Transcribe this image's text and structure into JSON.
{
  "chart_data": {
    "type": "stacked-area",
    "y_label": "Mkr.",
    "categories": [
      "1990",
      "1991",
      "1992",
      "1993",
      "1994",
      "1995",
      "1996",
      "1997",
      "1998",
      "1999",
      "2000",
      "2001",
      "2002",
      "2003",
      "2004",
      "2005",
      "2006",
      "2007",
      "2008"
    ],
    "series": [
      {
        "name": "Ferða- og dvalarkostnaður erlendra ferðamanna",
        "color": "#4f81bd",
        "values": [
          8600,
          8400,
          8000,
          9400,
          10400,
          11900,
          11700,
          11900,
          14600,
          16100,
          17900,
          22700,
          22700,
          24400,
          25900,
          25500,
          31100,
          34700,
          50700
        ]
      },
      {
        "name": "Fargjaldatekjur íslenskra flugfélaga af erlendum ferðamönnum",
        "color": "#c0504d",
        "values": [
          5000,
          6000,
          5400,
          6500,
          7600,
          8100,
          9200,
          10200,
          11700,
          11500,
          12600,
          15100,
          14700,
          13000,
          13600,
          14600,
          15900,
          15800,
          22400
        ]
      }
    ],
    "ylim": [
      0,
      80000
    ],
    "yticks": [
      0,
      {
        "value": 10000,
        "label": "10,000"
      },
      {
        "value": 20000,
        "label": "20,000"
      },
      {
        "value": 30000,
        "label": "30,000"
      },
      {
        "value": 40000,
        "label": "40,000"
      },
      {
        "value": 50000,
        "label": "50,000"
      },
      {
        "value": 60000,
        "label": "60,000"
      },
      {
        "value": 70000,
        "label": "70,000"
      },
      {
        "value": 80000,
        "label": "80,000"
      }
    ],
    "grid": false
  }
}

※ ※ ※

- **YOUR INSTRUCTIONS**:
All of the data above should be transcribed exactly.

- **WRITTEN REPLY**:
Transcribe this image's text and structure into JSON.
{
  "chart_data": {
    "type": "stacked-area",
    "y_label": "Mkr.",
    "categories": [
      "1990",
      "1991",
      "1992",
      "1993",
      "1994",
      "1995",
      "1996",
      "1997",
      "1998",
      "1999",
      "2000",
      "2001",
      "2002",
      "2003",
      "2004",
      "2005",
      "2006",
      "2007",
      "2008"
    ],
    "series": [
      {
        "name": "Ferða- og dvalarkostnaður erlendra ferðamanna",
        "color": "#4f81bd",
        "values": [
          8600,
          8400,
          8000,
          9400,
          10400,
          11900,
          11700,
          11900,
          14600,
          16100,
          17900,
          22700,
          22700,
          24400,
          25900,
          25500,
          31100,
          34700,
          50700
        ]
      },
      {
        "name": "Fargjaldatekjur íslenskra flugfélaga af erlendum ferðamönnum",
        "color": "#c0504d",
        "values": [
          5000,
          6000,
          5400,
          6500,
          7600,
          8100,
          9200,
          10200,
          11700,
          11500,
          12600,
          15100,
          14700,
          13000,
          13600,
          14600,
          15900,
          15800,
          22400
        ]
      }
    ],
    "ylim": [
      0,
      80000
    ],
    "yticks": [
      0,
      {
        "value": 10000,
        "label": "10,000"
      },
      {
        "value": 20000,
        "label": "20,000"
      },
      {
        "value": 30000,
        "label": "30,000"
      },
      {
        "value": 40000,
        "label": "40,000"
      },
      {
        "value": 50000,
        "label": "50,000"
      },
      {
        "value": 60000,
        "label": "60,000"
      },
      {
        "value": 70000,
        "label": "70,000"
      },
      {
        "value": 80000,
        "label": "80,000"
      }
    ],
    "grid": false
  }
}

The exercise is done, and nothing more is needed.